## Problem description
Set down all of the entries word for word, omitting the images they contain.

## Data supplied
========================================================================

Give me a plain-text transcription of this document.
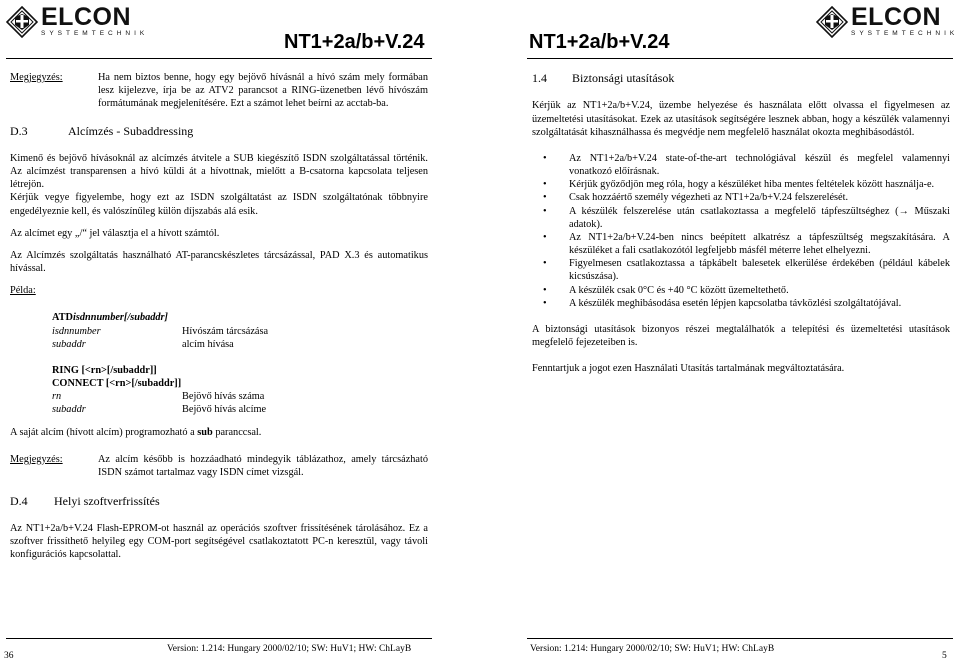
ELCON
SYSTEMTECHNIK	NT1+2a/b+V.24	NT1+2a/b+V.24
ELCON
SYSTEMTECHNIK
Megjegyzés:	Ha nem biztos benne, hogy egy bejövő hívásnál a hívó szám mely formában lesz kijelezve, írja be az ATV2 parancsot a RING-üzenetben lévő hívószám formátumának megjelenítésére. Ezt a számot lehet beírni az acctab-ba.
D.3	Alcímzés - Subaddressing

Kimenő és bejövő hívásoknál az alcímzés átvitele a SUB kiegészítő ISDN szolgáltatással történik. Az alcímzést transparensen a hívó küldi át a hívottnak, mielőtt a B-csatorna kapcsolata teljesen létrejön.

Kérjük vegye figyelembe, hogy ezt az ISDN szolgáltatást az ISDN szolgáltatónak többnyire engedélyeznie kell, és valószínűleg külön díjszabás alá esik.

Az alcímet egy „/“ jel választja el a hívott számtól.

Az Alcímzés szolgáltatás használható AT-parancskészletes tárcsázással, PAD X.3 és automatikus hívással.

Példa:

ATDisdnnumber[/subaddr]
isdnnumber	Hívószám tárcsázása
subaddr	alcím hívása
RING [<rn>[/subaddr]]
CONNECT [<rn>[/subaddr]]
rn	Bejövő hívás száma
subaddr	Bejövő hívás alcíme

A saját alcím (hívott alcím) programozható a sub paranccsal.

Megjegyzés:	Az alcím később is hozzáadható mindegyik táblázathoz, amely tárcsázható ISDN számot tartalmaz vagy ISDN címet vizsgál.
D.4	Helyi szoftverfrissítés

Az NT1+2a/b+V.24 Flash-EPROM-ot használ az operációs szoftver frissítésének tárolásához. Ez a szoftver frissíthető helyileg egy COM-port segítségével csatlakoztatott PC-n keresztül, vagy távoli konfigurációs kapcsolattal.

1.4	Biztonsági utasítások

Kérjük az NT1+2a/b+V.24, üzembe helyezése és használata előtt olvassa el figyelmesen az üzemeltetési utasításokat. Ezek az utasítások segítségére lesznek abban, hogy a készülék valamennyi szolgáltatását kihasználhassa és megvédje nem megfelelő használat okozta meghibásodástól.

• Az NT1+2a/b+V.24 state-of-the-art technológiával készül és megfelel valamennyi vonatkozó előírásnak.
• Kérjük győződjön meg róla, hogy a készüléket hiba mentes feltételek között használja-e.
• Csak hozzáértő személy végezheti az NT1+2a/b+V.24 felszerelését.
• A készülék felszerelése után csatlakoztassa a megfelelő tápfeszültséghez (→ Műszaki adatok).
• Az NT1+2a/b+V.24-ben nincs beépített alkatrész a tápfeszültség megszakítására. A készüléket a fali csatlakozótól legfeljebb másfél méterre lehet elhelyezni.
• Figyelmesen csatlakoztassa a tápkábelt balesetek elkerülése érdekében (például kábelek kicsúszása).
• A készülék csak 0°C és +40 °C között üzemeltethető.
• A készülék meghibásodása esetén lépjen kapcsolatba távközlési szolgáltatójával.

A biztonsági utasítások bizonyos részei megtalálhatók a telepítési és üzemeltetési utasítások megfelelő fejezeteiben is.

Fenntartjuk a jogot ezen Használati Utasítás tartalmának megváltoztatására.

36
Version: 1.214: Hungary 2000/02/10; SW: HuV1; HW: ChLayB	Version: 1.214: Hungary 2000/02/10; SW: HuV1; HW: ChLayB
5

========================================================================

## Written answer
Give me a plain-text transcription of this document.
ELCON
SYSTEMTECHNIK	NT1+2a/b+V.24	NT1+2a/b+V.24
ELCON
SYSTEMTECHNIK
Megjegyzés:	Ha nem biztos benne, hogy egy bejövő hívásnál a hívó szám mely formában lesz kijelezve, írja be az ATV2 parancsot a RING-üzenetben lévő hívószám formátumának megjelenítésére. Ezt a számot lehet beírni az acctab-ba.
D.3	Alcímzés - Subaddressing

Kimenő és bejövő hívásoknál az alcímzés átvitele a SUB kiegészítő ISDN szolgáltatással történik. Az alcímzést transparensen a hívó küldi át a hívottnak, mielőtt a B-csatorna kapcsolata teljesen létrejön.

Kérjük vegye figyelembe, hogy ezt az ISDN szolgáltatást az ISDN szolgáltatónak többnyire engedélyeznie kell, és valószínűleg külön díjszabás alá esik.

Az alcímet egy „/“ jel választja el a hívott számtól.

Az Alcímzés szolgáltatás használható AT-parancskészletes tárcsázással, PAD X.3 és automatikus hívással.

Példa:

ATDisdnnumber[/subaddr]
isdnnumber	Hívószám tárcsázása
subaddr	alcím hívása
RING [<rn>[/subaddr]]
CONNECT [<rn>[/subaddr]]
rn	Bejövő hívás száma
subaddr	Bejövő hívás alcíme

A saját alcím (hívott alcím) programozható a sub paranccsal.

Megjegyzés:	Az alcím később is hozzáadható mindegyik táblázathoz, amely tárcsázható ISDN számot tartalmaz vagy ISDN címet vizsgál.
D.4	Helyi szoftverfrissítés

Az NT1+2a/b+V.24 Flash-EPROM-ot használ az operációs szoftver frissítésének tárolásához. Ez a szoftver frissíthető helyileg egy COM-port segítségével csatlakoztatott PC-n keresztül, vagy távoli konfigurációs kapcsolattal.

1.4	Biztonsági utasítások

Kérjük az NT1+2a/b+V.24, üzembe helyezése és használata előtt olvassa el figyelmesen az üzemeltetési utasításokat. Ezek az utasítások segítségére lesznek abban, hogy a készülék valamennyi szolgáltatását kihasználhassa és megvédje nem megfelelő használat okozta meghibásodástól.

• Az NT1+2a/b+V.24 state-of-the-art technológiával készül és megfelel valamennyi vonatkozó előírásnak.
• Kérjük győződjön meg róla, hogy a készüléket hiba mentes feltételek között használja-e.
• Csak hozzáértő személy végezheti az NT1+2a/b+V.24 felszerelését.
• A készülék felszerelése után csatlakoztassa a megfelelő tápfeszültséghez (→ Műszaki adatok).
• Az NT1+2a/b+V.24-ben nincs beépített alkatrész a tápfeszültség megszakítására. A készüléket a fali csatlakozótól legfeljebb másfél méterre lehet elhelyezni.
• Figyelmesen csatlakoztassa a tápkábelt balesetek elkerülése érdekében (például kábelek kicsúszása).
• A készülék csak 0°C és +40 °C között üzemeltethető.
• A készülék meghibásodása esetén lépjen kapcsolatba távközlési szolgáltatójával.

A biztonsági utasítások bizonyos részei megtalálhatók a telepítési és üzemeltetési utasítások megfelelő fejezeteiben is.

Fenntartjuk a jogot ezen Használati Utasítás tartalmának megváltoztatására.

36
Version: 1.214: Hungary 2000/02/10; SW: HuV1; HW: ChLayB	Version: 1.214: Hungary 2000/02/10; SW: HuV1; HW: ChLayB
5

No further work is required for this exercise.